**WHAT TO PRODUCE:** Exactly repeat the material, dropping every picture from the copy.

[Dataset records on visual material]
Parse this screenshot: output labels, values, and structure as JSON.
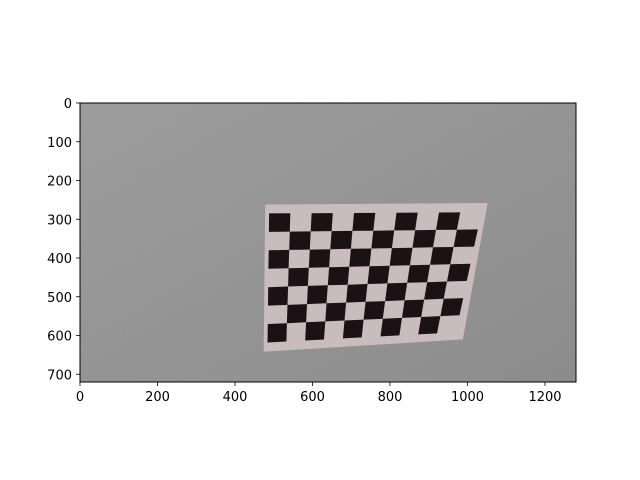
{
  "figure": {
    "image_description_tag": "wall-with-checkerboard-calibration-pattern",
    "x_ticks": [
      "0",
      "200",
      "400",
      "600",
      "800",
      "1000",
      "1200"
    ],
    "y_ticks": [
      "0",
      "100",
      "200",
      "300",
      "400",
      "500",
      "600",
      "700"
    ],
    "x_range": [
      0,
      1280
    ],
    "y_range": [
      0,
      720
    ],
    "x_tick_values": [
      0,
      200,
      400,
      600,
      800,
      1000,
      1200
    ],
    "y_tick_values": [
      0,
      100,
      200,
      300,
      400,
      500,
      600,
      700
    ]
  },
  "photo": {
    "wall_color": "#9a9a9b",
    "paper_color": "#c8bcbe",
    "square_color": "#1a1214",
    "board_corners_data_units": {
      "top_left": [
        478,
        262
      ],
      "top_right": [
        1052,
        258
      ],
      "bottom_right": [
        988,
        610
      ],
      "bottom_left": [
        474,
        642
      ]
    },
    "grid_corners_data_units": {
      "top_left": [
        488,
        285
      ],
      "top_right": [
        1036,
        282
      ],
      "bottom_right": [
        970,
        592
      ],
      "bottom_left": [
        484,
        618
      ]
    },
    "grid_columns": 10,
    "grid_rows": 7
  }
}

**FULL OUTPUT:**
Parse this screenshot: output labels, values, and structure as JSON.
{
  "figure": {
    "image_description_tag": "wall-with-checkerboard-calibration-pattern",
    "x_ticks": [
      "0",
      "200",
      "400",
      "600",
      "800",
      "1000",
      "1200"
    ],
    "y_ticks": [
      "0",
      "100",
      "200",
      "300",
      "400",
      "500",
      "600",
      "700"
    ],
    "x_range": [
      0,
      1280
    ],
    "y_range": [
      0,
      720
    ],
    "x_tick_values": [
      0,
      200,
      400,
      600,
      800,
      1000,
      1200
    ],
    "y_tick_values": [
      0,
      100,
      200,
      300,
      400,
      500,
      600,
      700
    ]
  },
  "photo": {
    "wall_color": "#9a9a9b",
    "paper_color": "#c8bcbe",
    "square_color": "#1a1214",
    "board_corners_data_units": {
      "top_left": [
        478,
        262
      ],
      "top_right": [
        1052,
        258
      ],
      "bottom_right": [
        988,
        610
      ],
      "bottom_left": [
        474,
        642
      ]
    },
    "grid_corners_data_units": {
      "top_left": [
        488,
        285
      ],
      "top_right": [
        1036,
        282
      ],
      "bottom_right": [
        970,
        592
      ],
      "bottom_left": [
        484,
        618
      ]
    },
    "grid_columns": 10,
    "grid_rows": 7
  }
}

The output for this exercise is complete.